**EXTRACTED ENTRIES:**
..............................

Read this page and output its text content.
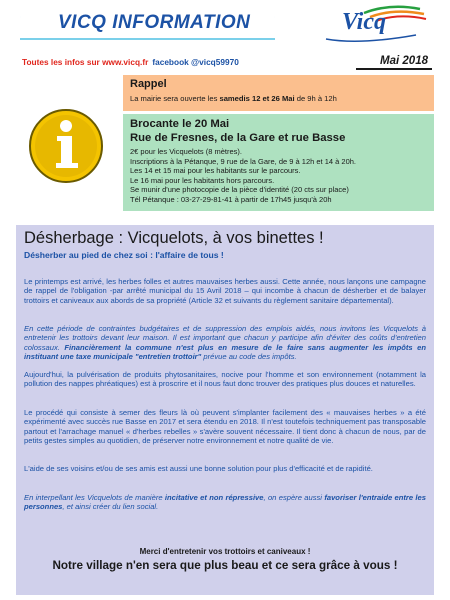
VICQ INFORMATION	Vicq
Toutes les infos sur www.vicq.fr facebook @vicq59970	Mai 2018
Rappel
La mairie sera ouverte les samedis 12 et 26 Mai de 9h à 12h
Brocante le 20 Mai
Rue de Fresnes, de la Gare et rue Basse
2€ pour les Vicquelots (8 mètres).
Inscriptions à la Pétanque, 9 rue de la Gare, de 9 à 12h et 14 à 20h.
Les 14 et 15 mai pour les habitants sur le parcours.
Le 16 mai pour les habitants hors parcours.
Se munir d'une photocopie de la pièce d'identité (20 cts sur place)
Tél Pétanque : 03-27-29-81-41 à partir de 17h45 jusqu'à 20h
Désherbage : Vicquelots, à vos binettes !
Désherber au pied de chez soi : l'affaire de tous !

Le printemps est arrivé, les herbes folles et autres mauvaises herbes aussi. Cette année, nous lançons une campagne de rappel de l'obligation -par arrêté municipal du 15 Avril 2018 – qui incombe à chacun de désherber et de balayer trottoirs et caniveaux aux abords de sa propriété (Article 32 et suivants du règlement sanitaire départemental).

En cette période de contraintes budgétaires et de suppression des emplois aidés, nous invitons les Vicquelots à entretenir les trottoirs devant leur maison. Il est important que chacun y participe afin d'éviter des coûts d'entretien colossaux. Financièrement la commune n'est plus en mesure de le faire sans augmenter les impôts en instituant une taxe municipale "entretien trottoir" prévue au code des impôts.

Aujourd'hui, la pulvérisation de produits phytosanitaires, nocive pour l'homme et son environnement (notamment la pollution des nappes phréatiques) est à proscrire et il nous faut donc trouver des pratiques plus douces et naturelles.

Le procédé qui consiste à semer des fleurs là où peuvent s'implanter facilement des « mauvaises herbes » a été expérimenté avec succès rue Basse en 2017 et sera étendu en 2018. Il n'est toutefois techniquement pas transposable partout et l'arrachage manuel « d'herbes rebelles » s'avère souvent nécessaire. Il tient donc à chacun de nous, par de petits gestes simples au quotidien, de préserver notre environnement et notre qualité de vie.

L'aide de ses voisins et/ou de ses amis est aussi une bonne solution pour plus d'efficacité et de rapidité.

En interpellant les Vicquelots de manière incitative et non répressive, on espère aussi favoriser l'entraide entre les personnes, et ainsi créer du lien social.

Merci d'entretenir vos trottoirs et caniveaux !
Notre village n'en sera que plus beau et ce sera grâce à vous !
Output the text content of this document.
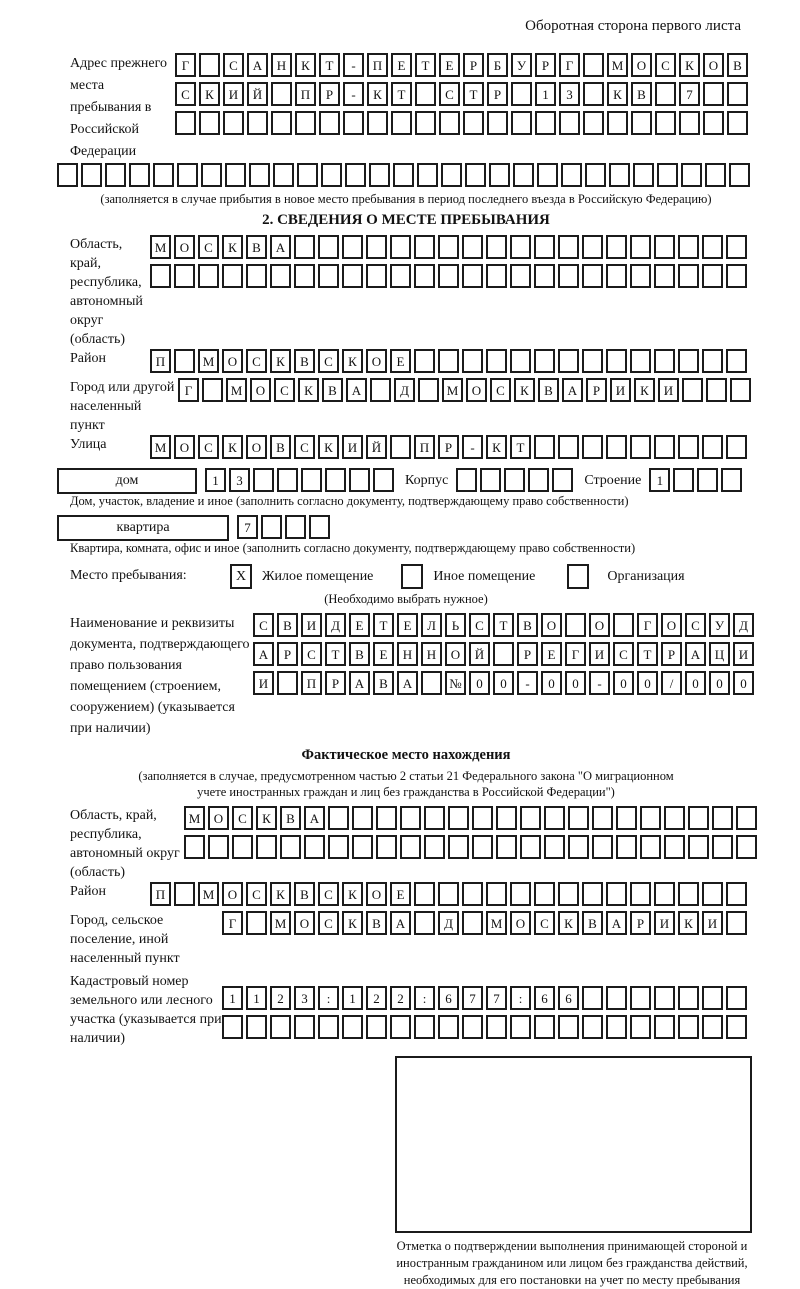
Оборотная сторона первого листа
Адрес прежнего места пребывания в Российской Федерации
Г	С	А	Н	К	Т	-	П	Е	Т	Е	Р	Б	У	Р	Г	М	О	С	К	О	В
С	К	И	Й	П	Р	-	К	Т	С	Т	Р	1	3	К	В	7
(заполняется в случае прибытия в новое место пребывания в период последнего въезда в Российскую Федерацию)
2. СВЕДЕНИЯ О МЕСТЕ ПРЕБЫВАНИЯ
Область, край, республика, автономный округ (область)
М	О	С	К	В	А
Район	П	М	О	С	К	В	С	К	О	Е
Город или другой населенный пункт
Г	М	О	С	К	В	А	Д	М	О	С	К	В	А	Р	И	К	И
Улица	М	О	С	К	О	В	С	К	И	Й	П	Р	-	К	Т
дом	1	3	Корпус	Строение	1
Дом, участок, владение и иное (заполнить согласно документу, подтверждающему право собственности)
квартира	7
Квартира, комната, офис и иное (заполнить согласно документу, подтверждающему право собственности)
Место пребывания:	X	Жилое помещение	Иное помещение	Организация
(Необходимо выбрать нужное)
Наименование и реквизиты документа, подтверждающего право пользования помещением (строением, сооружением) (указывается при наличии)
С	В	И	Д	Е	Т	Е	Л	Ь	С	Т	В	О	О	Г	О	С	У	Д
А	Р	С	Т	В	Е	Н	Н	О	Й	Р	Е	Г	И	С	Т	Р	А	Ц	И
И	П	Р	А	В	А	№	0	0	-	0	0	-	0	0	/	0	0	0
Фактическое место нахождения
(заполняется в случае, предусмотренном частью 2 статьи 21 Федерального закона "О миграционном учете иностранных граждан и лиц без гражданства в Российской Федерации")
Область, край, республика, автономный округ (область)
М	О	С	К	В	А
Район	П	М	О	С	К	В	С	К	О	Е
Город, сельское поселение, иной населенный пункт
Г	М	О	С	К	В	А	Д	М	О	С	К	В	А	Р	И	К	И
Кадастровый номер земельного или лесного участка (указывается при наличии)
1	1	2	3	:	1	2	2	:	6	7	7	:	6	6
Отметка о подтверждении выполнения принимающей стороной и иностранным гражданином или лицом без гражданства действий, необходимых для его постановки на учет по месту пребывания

..............................

**EXERCISE TASK:** Using the records above, output their complete text exactly, minus any images.

**OUTPUT OF THE EXERCISE:**
Read this page and output its text content.
VICQ INFORMATION	Vicq
Toutes les infos sur www.vicq.fr facebook @vicq59970	Mai 2018
Rappel
La mairie sera ouverte les samedis 12 et 26 Mai de 9h à 12h
Brocante le 20 Mai
Rue de Fresnes, de la Gare et rue Basse
2€ pour les Vicquelots (8 mètres).
Inscriptions à la Pétanque, 9 rue de la Gare, de 9 à 12h et 14 à 20h.
Les 14 et 15 mai pour les habitants sur le parcours.
Le 16 mai pour les habitants hors parcours.
Se munir d'une photocopie de la pièce d'identité (20 cts sur place)
Tél Pétanque : 03-27-29-81-41 à partir de 17h45 jusqu'à 20h
Désherbage : Vicquelots, à vos binettes !
Désherber au pied de chez soi : l'affaire de tous !

Le printemps est arrivé, les herbes folles et autres mauvaises herbes aussi. Cette année, nous lançons une campagne de rappel de l'obligation -par arrêté municipal du 15 Avril 2018 – qui incombe à chacun de désherber et de balayer trottoirs et caniveaux aux abords de sa propriété (Article 32 et suivants du règlement sanitaire départemental).

En cette période de contraintes budgétaires et de suppression des emplois aidés, nous invitons les Vicquelots à entretenir les trottoirs devant leur maison. Il est important que chacun y participe afin d'éviter des coûts d'entretien colossaux. Financièrement la commune n'est plus en mesure de le faire sans augmenter les impôts en instituant une taxe municipale "entretien trottoir" prévue au code des impôts.

Aujourd'hui, la pulvérisation de produits phytosanitaires, nocive pour l'homme et son environnement (notamment la pollution des nappes phréatiques) est à proscrire et il nous faut donc trouver des pratiques plus douces et naturelles.

Le procédé qui consiste à semer des fleurs là où peuvent s'implanter facilement des « mauvaises herbes » a été expérimenté avec succès rue Basse en 2017 et sera étendu en 2018. Il n'est toutefois techniquement pas transposable partout et l'arrachage manuel « d'herbes rebelles » s'avère souvent nécessaire. Il tient donc à chacun de nous, par de petits gestes simples au quotidien, de préserver notre environnement et notre qualité de vie.

L'aide de ses voisins et/ou de ses amis est aussi une bonne solution pour plus d'efficacité et de rapidité.

En interpellant les Vicquelots de manière incitative et non répressive, on espère aussi favoriser l'entraide entre les personnes, et ainsi créer du lien social.

Merci d'entretenir vos trottoirs et caniveaux !
Notre village n'en sera que plus beau et ce sera grâce à vous !
Output the text content of this document.
Оборотная сторона первого листа
Адрес прежнего места пребывания в Российской Федерации
Г	С	А	Н	К	Т	-	П	Е	Т	Е	Р	Б	У	Р	Г	М	О	С	К	О	В
С	К	И	Й	П	Р	-	К	Т	С	Т	Р	1	3	К	В	7
(заполняется в случае прибытия в новое место пребывания в период последнего въезда в Российскую Федерацию)
2. СВЕДЕНИЯ О МЕСТЕ ПРЕБЫВАНИЯ
Область, край, республика, автономный округ (область)
М	О	С	К	В	А
Район	П	М	О	С	К	В	С	К	О	Е
Город или другой населенный пункт
Г	М	О	С	К	В	А	Д	М	О	С	К	В	А	Р	И	К	И
Улица	М	О	С	К	О	В	С	К	И	Й	П	Р	-	К	Т
дом	1	3	Корпус	Строение	1
Дом, участок, владение и иное (заполнить согласно документу, подтверждающему право собственности)
квартира	7
Квартира, комната, офис и иное (заполнить согласно документу, подтверждающему право собственности)
Место пребывания:	X	Жилое помещение	Иное помещение	Организация
(Необходимо выбрать нужное)
Наименование и реквизиты документа, подтверждающего право пользования помещением (строением, сооружением) (указывается при наличии)
С	В	И	Д	Е	Т	Е	Л	Ь	С	Т	В	О	О	Г	О	С	У	Д
А	Р	С	Т	В	Е	Н	Н	О	Й	Р	Е	Г	И	С	Т	Р	А	Ц	И
И	П	Р	А	В	А	№	0	0	-	0	0	-	0	0	/	0	0	0
Фактическое место нахождения
(заполняется в случае, предусмотренном частью 2 статьи 21 Федерального закона "О миграционном учете иностранных граждан и лиц без гражданства в Российской Федерации")
Область, край, республика, автономный округ (область)
М	О	С	К	В	А
Район	П	М	О	С	К	В	С	К	О	Е
Город, сельское поселение, иной населенный пункт
Г	М	О	С	К	В	А	Д	М	О	С	К	В	А	Р	И	К	И
Кадастровый номер земельного или лесного участка (указывается при наличии)
1	1	2	3	:	1	2	2	:	6	7	7	:	6	6
Отметка о подтверждении выполнения принимающей стороной и иностранным гражданином или лицом без гражданства действий, необходимых для его постановки на учет по месту пребывания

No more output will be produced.